[Extracted records]

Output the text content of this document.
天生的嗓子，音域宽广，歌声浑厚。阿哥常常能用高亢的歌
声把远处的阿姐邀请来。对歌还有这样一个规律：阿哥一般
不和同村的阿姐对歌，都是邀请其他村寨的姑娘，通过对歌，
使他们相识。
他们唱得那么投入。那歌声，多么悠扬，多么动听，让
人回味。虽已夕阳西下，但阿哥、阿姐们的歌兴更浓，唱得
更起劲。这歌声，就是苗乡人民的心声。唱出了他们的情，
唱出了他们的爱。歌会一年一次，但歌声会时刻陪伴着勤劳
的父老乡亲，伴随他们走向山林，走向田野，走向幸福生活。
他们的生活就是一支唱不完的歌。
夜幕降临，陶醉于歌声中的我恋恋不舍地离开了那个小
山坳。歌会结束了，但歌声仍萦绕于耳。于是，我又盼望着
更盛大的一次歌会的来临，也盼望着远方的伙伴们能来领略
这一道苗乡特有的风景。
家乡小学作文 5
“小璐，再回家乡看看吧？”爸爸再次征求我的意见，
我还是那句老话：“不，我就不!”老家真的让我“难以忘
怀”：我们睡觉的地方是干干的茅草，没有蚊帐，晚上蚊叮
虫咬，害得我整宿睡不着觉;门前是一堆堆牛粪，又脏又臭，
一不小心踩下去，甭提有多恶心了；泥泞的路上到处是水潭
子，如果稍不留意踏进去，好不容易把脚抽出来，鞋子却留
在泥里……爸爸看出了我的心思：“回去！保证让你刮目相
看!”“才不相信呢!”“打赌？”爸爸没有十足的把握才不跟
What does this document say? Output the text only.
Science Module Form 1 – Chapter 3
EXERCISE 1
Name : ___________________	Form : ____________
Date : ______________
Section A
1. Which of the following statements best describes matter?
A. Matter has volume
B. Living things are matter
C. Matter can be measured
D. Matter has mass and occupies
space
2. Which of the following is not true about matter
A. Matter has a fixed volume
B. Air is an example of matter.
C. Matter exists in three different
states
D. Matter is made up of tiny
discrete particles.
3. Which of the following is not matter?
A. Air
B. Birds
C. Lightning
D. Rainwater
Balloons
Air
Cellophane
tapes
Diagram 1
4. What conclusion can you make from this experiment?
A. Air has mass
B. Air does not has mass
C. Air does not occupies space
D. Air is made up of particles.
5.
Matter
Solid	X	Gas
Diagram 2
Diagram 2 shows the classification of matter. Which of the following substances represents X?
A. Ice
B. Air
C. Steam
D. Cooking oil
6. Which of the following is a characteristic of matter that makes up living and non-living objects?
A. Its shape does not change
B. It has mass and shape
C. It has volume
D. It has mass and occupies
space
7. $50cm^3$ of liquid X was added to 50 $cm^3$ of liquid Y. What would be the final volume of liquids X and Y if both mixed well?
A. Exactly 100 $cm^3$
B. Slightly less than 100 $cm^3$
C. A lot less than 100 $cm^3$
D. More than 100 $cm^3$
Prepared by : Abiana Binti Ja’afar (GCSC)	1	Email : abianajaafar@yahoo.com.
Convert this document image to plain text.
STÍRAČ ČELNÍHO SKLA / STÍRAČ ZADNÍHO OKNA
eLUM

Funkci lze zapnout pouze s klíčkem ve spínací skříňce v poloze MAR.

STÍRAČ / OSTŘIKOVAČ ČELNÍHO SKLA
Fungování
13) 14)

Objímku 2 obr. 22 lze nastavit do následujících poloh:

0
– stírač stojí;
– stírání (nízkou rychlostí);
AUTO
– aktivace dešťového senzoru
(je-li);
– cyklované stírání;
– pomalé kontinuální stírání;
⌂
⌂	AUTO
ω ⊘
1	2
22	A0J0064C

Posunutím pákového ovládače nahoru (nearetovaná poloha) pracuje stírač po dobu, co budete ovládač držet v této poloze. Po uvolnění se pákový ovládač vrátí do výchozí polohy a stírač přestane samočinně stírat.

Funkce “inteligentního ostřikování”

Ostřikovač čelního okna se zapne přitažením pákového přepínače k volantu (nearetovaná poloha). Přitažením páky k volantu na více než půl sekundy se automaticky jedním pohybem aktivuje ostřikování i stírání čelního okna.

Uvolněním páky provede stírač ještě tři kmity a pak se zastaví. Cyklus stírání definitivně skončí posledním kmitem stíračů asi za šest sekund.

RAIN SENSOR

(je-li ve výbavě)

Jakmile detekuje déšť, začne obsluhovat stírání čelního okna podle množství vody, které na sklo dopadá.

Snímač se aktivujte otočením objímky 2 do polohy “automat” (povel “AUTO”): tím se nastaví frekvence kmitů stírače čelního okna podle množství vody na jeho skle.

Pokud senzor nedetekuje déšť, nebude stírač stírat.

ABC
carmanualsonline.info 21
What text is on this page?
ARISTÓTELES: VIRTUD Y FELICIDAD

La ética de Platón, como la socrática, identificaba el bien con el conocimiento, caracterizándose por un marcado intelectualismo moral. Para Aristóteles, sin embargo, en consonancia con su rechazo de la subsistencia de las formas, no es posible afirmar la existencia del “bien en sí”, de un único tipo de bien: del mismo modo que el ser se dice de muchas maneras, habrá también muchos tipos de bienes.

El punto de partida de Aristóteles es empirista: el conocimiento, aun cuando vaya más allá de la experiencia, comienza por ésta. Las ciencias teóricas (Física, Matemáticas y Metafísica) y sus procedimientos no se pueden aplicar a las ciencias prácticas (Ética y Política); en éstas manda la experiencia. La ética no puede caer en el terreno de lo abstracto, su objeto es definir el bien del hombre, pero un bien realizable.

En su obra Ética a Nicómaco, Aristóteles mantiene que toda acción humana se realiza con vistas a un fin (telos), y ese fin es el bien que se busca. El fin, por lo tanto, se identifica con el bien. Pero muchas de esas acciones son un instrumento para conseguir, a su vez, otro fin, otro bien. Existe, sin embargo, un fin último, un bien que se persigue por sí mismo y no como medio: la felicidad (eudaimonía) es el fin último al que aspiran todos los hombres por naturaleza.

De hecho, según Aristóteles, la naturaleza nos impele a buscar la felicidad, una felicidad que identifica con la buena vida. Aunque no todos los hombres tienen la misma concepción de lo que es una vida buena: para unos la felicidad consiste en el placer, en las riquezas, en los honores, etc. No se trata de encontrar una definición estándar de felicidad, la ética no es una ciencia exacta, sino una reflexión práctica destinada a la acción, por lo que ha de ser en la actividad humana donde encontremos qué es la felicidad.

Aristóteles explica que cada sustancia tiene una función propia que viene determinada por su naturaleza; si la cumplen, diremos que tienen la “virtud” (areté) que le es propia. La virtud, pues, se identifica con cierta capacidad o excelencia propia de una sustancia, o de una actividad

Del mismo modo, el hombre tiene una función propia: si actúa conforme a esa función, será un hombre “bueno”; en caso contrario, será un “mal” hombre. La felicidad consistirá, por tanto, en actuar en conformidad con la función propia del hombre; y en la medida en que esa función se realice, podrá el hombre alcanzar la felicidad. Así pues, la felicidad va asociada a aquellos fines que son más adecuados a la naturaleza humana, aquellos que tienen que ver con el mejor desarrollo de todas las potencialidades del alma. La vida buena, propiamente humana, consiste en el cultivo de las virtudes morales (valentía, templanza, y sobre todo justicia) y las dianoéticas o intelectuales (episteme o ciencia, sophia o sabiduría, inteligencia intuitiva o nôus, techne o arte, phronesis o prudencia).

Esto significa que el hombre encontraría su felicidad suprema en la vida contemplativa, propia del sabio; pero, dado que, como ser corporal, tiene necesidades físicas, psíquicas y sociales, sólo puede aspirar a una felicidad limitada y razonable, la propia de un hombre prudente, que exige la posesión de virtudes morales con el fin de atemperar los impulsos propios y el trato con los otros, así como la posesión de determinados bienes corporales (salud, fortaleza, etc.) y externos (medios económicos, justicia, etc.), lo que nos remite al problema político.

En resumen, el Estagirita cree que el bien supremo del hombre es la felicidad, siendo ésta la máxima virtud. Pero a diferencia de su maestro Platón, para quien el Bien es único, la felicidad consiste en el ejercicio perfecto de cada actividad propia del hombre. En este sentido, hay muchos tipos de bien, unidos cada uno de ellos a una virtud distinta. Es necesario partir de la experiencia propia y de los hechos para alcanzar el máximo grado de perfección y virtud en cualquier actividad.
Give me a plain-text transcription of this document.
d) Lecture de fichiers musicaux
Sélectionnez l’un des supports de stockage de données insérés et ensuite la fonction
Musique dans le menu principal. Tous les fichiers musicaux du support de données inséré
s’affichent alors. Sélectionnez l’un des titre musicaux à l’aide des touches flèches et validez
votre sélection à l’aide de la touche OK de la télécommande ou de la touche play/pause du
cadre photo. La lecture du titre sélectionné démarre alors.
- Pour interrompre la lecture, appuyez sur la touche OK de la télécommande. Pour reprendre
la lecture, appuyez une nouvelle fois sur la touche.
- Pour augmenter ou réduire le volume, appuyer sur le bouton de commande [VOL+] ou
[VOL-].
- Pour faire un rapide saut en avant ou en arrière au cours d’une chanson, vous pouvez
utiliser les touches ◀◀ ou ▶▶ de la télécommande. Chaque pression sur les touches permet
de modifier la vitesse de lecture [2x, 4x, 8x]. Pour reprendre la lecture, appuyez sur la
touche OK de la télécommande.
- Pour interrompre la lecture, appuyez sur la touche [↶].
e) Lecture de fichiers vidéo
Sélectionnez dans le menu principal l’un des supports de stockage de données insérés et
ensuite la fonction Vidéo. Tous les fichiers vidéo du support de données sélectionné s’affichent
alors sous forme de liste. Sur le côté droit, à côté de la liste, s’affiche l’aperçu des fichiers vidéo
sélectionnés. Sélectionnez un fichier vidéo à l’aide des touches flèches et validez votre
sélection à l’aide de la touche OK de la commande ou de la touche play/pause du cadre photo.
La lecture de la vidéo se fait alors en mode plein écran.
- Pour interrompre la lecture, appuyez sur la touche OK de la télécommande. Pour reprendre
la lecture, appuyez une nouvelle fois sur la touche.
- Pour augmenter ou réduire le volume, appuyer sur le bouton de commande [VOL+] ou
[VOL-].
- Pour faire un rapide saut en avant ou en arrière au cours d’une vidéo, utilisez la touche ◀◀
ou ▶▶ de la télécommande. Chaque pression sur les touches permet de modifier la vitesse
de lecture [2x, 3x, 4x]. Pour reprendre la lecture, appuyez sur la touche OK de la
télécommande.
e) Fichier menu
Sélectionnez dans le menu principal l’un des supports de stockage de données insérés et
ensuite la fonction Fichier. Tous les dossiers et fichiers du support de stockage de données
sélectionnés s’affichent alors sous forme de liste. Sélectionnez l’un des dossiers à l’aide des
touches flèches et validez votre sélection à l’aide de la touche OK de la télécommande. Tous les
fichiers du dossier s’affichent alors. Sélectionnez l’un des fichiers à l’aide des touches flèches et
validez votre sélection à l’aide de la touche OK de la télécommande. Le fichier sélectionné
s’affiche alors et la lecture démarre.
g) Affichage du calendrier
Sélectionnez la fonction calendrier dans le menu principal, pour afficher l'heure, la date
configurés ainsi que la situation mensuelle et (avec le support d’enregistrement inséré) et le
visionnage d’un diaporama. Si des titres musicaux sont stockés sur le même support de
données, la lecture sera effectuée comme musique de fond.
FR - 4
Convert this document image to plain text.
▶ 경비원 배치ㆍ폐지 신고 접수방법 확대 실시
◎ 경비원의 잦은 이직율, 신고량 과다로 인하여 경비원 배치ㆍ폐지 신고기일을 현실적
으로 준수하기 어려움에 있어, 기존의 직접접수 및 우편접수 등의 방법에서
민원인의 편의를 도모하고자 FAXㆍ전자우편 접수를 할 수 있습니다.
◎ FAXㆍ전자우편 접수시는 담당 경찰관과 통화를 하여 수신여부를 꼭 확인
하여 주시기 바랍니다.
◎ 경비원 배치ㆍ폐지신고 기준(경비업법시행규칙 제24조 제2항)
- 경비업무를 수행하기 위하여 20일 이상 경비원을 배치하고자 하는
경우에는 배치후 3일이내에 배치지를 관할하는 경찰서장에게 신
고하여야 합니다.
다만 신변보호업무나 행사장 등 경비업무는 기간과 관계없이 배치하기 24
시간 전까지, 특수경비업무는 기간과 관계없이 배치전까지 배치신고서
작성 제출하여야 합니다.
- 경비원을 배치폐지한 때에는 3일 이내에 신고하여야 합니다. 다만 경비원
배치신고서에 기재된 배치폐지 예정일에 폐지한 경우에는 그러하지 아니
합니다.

Description of the task: Copy each line from the data above that includes "sélectionnés".

Answer to the problem:
sélectionnés. Sélectionnez un fichier vidéo à l’aide des touches flèches et validez votre
sélectionnés s’affichent alors sous forme de liste. Sélectionnez l’un des dossiers à l’aide des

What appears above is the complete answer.